start Dataset rows

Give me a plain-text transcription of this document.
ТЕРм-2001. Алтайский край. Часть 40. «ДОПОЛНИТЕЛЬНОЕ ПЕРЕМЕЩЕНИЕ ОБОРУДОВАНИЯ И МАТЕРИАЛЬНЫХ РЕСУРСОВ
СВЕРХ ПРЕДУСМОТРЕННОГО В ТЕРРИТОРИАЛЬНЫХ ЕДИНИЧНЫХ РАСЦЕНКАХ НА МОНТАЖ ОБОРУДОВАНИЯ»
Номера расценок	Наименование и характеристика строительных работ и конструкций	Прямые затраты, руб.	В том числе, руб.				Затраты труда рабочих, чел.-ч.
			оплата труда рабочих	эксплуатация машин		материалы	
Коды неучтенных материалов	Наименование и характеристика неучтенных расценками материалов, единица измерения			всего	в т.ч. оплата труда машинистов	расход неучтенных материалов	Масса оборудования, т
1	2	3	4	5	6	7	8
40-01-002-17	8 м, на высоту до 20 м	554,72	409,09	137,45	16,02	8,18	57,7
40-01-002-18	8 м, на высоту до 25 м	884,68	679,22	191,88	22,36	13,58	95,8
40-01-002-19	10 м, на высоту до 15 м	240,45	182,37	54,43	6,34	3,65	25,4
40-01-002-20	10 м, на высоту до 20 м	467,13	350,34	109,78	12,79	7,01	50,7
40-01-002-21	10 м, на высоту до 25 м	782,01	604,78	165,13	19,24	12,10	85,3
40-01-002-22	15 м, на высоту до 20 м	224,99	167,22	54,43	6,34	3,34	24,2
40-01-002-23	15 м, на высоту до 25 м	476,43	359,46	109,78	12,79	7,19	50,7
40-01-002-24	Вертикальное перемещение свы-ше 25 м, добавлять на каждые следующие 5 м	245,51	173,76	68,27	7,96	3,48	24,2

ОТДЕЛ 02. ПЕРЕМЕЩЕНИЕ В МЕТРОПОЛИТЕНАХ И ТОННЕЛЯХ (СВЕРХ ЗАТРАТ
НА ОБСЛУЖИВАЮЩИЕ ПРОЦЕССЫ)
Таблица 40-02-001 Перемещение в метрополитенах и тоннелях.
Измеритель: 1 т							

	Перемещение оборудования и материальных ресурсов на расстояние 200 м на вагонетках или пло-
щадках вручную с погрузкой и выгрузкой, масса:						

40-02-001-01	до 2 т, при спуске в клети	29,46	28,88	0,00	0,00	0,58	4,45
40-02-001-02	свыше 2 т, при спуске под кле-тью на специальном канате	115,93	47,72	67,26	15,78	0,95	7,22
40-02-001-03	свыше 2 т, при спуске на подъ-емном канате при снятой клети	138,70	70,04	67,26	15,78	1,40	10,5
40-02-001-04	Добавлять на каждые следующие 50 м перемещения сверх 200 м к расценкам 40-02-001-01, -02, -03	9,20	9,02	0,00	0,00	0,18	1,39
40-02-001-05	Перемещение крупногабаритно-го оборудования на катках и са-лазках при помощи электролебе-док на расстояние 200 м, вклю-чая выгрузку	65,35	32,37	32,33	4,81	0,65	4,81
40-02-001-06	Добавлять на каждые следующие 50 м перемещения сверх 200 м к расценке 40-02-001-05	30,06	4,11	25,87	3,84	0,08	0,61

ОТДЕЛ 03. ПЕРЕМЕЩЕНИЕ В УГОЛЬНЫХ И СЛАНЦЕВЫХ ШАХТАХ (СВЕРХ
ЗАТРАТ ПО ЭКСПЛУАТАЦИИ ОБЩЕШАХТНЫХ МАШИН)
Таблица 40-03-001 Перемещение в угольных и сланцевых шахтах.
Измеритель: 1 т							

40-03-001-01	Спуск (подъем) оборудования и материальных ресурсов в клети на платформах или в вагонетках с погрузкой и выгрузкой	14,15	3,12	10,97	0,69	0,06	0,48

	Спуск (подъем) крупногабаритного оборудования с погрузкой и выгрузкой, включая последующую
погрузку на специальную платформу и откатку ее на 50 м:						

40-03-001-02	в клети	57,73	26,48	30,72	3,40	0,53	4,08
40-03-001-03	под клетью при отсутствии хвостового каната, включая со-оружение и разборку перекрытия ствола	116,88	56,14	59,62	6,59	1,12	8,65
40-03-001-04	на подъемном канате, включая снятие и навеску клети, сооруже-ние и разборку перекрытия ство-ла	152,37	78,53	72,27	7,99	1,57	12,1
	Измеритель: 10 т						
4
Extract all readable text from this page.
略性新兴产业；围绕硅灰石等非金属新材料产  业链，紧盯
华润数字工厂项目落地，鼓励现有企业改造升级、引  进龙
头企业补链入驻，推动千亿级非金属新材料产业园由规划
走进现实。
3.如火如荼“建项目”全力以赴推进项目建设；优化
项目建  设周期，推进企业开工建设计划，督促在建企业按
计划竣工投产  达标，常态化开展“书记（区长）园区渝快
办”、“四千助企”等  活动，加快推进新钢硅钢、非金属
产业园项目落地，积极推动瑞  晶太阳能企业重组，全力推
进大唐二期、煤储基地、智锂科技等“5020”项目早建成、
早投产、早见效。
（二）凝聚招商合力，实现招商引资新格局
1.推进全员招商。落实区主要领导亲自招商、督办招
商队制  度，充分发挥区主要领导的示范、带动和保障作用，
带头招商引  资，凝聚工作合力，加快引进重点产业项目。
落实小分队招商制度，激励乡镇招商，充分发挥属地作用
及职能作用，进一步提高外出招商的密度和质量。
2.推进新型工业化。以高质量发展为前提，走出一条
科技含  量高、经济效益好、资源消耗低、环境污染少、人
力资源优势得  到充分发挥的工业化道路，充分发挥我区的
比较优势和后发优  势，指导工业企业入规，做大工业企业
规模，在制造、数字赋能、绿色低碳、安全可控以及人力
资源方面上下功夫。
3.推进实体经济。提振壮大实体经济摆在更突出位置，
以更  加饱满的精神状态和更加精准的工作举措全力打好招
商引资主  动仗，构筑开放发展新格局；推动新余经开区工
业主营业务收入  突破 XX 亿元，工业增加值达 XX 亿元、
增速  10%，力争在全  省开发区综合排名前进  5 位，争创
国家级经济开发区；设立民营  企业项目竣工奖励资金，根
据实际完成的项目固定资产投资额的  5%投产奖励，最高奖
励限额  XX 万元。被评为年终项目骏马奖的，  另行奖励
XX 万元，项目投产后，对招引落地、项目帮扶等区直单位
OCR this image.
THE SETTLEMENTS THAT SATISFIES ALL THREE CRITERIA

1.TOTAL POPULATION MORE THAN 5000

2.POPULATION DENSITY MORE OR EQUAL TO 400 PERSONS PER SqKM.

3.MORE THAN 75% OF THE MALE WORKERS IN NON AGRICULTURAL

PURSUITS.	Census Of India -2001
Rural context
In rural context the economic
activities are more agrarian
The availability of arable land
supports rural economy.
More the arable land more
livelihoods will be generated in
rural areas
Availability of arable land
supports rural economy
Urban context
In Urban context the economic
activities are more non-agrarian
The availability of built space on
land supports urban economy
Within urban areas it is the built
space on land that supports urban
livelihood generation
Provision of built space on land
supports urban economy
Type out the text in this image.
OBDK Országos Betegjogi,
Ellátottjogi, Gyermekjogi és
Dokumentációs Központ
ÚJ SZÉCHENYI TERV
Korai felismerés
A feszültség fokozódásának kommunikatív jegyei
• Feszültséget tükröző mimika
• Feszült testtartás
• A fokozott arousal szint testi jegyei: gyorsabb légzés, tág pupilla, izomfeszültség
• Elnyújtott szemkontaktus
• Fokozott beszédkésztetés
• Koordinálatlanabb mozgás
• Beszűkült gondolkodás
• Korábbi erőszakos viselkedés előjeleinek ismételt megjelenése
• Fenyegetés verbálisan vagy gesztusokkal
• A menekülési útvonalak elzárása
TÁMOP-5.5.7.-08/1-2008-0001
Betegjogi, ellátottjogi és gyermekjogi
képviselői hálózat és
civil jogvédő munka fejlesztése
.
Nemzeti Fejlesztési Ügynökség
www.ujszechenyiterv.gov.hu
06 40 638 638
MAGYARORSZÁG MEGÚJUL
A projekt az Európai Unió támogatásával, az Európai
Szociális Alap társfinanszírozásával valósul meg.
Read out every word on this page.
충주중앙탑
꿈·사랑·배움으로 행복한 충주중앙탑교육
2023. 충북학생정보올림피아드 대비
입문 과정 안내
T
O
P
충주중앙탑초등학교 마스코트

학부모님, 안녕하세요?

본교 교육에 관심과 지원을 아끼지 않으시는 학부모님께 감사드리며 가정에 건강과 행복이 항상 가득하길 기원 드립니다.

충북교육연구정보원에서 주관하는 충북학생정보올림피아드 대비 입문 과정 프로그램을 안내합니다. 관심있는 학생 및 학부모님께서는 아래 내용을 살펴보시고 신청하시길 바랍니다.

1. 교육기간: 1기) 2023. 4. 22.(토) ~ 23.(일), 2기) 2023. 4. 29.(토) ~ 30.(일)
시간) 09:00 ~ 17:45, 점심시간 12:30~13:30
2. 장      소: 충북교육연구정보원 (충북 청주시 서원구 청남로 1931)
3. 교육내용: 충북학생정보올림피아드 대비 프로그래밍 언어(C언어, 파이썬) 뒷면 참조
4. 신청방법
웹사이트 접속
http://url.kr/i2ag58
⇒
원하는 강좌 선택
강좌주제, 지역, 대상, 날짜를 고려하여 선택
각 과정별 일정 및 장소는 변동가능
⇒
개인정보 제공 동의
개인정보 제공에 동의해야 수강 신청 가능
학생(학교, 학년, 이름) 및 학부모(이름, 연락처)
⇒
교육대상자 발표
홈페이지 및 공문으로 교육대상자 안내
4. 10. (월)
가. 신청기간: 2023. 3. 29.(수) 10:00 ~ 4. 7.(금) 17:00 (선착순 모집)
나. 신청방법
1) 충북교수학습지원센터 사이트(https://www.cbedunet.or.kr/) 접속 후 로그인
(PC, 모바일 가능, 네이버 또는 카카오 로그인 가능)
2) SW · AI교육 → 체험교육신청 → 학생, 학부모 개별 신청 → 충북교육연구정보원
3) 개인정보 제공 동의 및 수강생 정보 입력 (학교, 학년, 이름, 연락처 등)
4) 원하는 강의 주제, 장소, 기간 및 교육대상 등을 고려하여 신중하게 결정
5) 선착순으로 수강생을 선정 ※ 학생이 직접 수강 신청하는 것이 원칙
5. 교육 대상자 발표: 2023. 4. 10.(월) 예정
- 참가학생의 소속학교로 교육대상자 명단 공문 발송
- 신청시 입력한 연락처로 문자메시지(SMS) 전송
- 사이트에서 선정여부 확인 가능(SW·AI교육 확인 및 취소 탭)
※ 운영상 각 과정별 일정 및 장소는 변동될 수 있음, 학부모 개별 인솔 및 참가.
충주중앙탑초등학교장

end Dataset rows

■ Task to carry out ■
Looking at the entries above, state how many lines contain "activities"; give the number alone.

■ Result ■
2